====== SEITE ======

Do. Nov 21st, 2024
Maria Sacharowa, Foto: Council.gov.ru, CC BY 4.0, Link

Der Propagandakrieg zwischen Russland und Lettland geht weiter. Lettische Medien berichteten Ende Oktober 2024 über die Ankündigung Maria Sacharowas, Sprecherin des russischen Außenministeriums, Lettland vor dem Internationalen Gerichtshof in Den Haag anklagen zu wollen (lsm.lv). Nach Sacharowas Auffassung verletze Lettland die UN-Konvention gegen Rassendiskriminierung. Dieses internationale Übereinkommen von 1965 bezieht sich laut Artikel 1 nicht nur auf “Rassismus”, sondern wendet sich auch gegen jede auf “Abstammung”, “nationalen Ursprung oder dem Volkstum beruhende Unterscheidung, Ausschliessung, Beschränkung oder Bevorzugung”, die “zur Folge hat, dass dadurch ein gleichberechtigtes Anerkennen, Geniessen oder Ausüben von Menschenrechten und Grundfreiheiten im politischen, wirtschaftlichen, sozialen, kulturellen oder jedem sonstigen Bereich des öffentlichen Lebens vereitelt oder beeinträchtigt wird”. (fedlex.data.ch).

Nach Sacharowa sei die Situation der russischen und russischsprachigen Einwohner in den baltischen Ländern aufgrund von staatlichen Gesetzesverstößen bereits “scheußlich” gewesen, doch nun habe die “Russophobie” ein völlig neues Niveau erreicht. Sie begründete die Vorwürfe mit verschiedenen Vorfällen: “Die Rede ist von offener Diskriminierung von Russen und Rühmung des Nazismus. Das hat einen systematischen Charakter, der zum Bestandteil gezielter staatlicher Politik der Behörden geworden ist. Die zeigt sich im Status unterdrückter `Nichtbürger`, im Verbot des Unterrichts in russischer Sprache und ihre Unterdrückung in allen Bereichen des öffentlichen Lebens, in der Verfolgung der Kämpfer gegen Nazismus – der Veteranen des Großen Vaterländischen Krieges, in den Versuchen, die historische Erinnerung des Kampfes gegen den Nazismus auszulöschen, indem man die Denkmäler gegen die Befreier Lettlands von den deutschen faschistischen Angreifern abreißt, im alljährlichen lettischen Marsch der `SS Veteranen`, im Rühmen nazistischer Verbrecher.”

====== ERFASSTE DATEN ======

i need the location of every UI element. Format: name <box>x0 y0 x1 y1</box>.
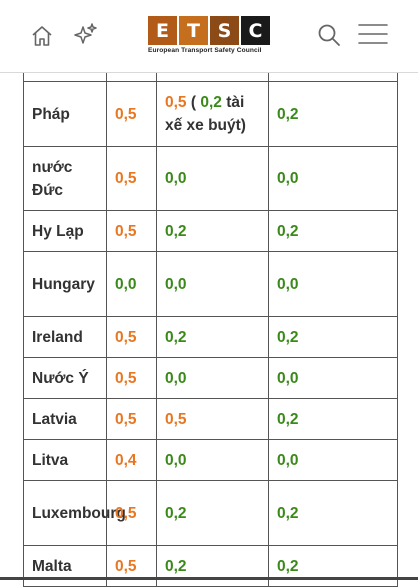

======

Schreib den Text über Sacharowas Vorwürfe gegen Lettland nach seinem letzten Satz weiter. Die Daten spielen hierfür keine Rolle.

Lettland weigere sich, die russischen Forderungen nach Einhaltung der Konvention anzuhören; deshalb will sich Russland an den Internationalen Gerichtshof wenden, wo es bereits die Ukraine wegen Genozids gegen das Volk im Donbass verklagt habe. Die russische Regierungsvertreterin bedauert, dass andere Institutionen des Westens sich mehrmals auf die lettische Seite gestellt hätten. Der Europäische Gerichtshof für Menschenrechte in Straßburg habe den Übergang zum Unterricht der Minderheiten in lettischer Sprache für rechtmäßig gehalten (LW: hier) und keine Diskriminierung gegen die russische Minderheit in Lettland festgestellt.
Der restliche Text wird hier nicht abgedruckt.